[Written instruction] Transcribe the material verbatim in full; the pictures do not belong in the copy.
::: Data records :::
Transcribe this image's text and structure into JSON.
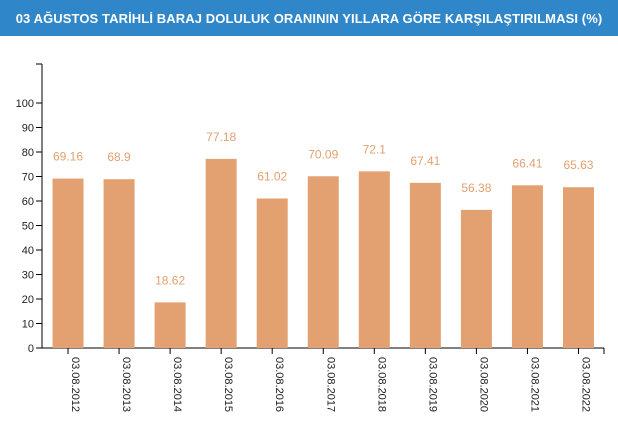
{
  "header": {
    "title": "03 AĞUSTOS TARİHLİ BARAJ DOLULUK ORANININ YILLARA GÖRE KARŞILAŞTIRILMASI (%)",
    "background_color": "#2f86c8"
  },
  "chart_data": {
    "type": "bar",
    "title": "03 AĞUSTOS TARİHLİ BARAJ DOLULUK ORANININ YILLARA GÖRE KARŞILAŞTIRILMASI (%)",
    "xlabel": "",
    "ylabel": "",
    "ylim": [
      0,
      100
    ],
    "yticks": [
      0,
      10,
      20,
      30,
      40,
      50,
      60,
      70,
      80,
      90,
      100
    ],
    "grid": false,
    "bar_color": "#e3a071",
    "label_color": "#e3a071",
    "categories": [
      "03.08.2012",
      "03.08.2013",
      "03.08.2014",
      "03.08.2015",
      "03.08.2016",
      "03.08.2017",
      "03.08.2018",
      "03.08.2019",
      "03.08.2020",
      "03.08.2021",
      "03.08.2022"
    ],
    "values": [
      69.16,
      68.9,
      18.62,
      77.18,
      61.02,
      70.09,
      72.1,
      67.41,
      56.38,
      66.41,
      65.63
    ],
    "value_labels": [
      "69.16",
      "68.9",
      "18.62",
      "77.18",
      "61.02",
      "70.09",
      "72.1",
      "67.41",
      "56.38",
      "66.41",
      "65.63"
    ]
  }
}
:::
[Correct result]
Transcribe this image's text and structure into JSON.
{
  "header": {
    "title": "03 AĞUSTOS TARİHLİ BARAJ DOLULUK ORANININ YILLARA GÖRE KARŞILAŞTIRILMASI (%)",
    "background_color": "#2f86c8"
  },
  "chart_data": {
    "type": "bar",
    "title": "03 AĞUSTOS TARİHLİ BARAJ DOLULUK ORANININ YILLARA GÖRE KARŞILAŞTIRILMASI (%)",
    "xlabel": "",
    "ylabel": "",
    "ylim": [
      0,
      100
    ],
    "yticks": [
      0,
      10,
      20,
      30,
      40,
      50,
      60,
      70,
      80,
      90,
      100
    ],
    "grid": false,
    "bar_color": "#e3a071",
    "label_color": "#e3a071",
    "categories": [
      "03.08.2012",
      "03.08.2013",
      "03.08.2014",
      "03.08.2015",
      "03.08.2016",
      "03.08.2017",
      "03.08.2018",
      "03.08.2019",
      "03.08.2020",
      "03.08.2021",
      "03.08.2022"
    ],
    "values": [
      69.16,
      68.9,
      18.62,
      77.18,
      61.02,
      70.09,
      72.1,
      67.41,
      56.38,
      66.41,
      65.63
    ],
    "value_labels": [
      "69.16",
      "68.9",
      "18.62",
      "77.18",
      "61.02",
      "70.09",
      "72.1",
      "67.41",
      "56.38",
      "66.41",
      "65.63"
    ]
  }
}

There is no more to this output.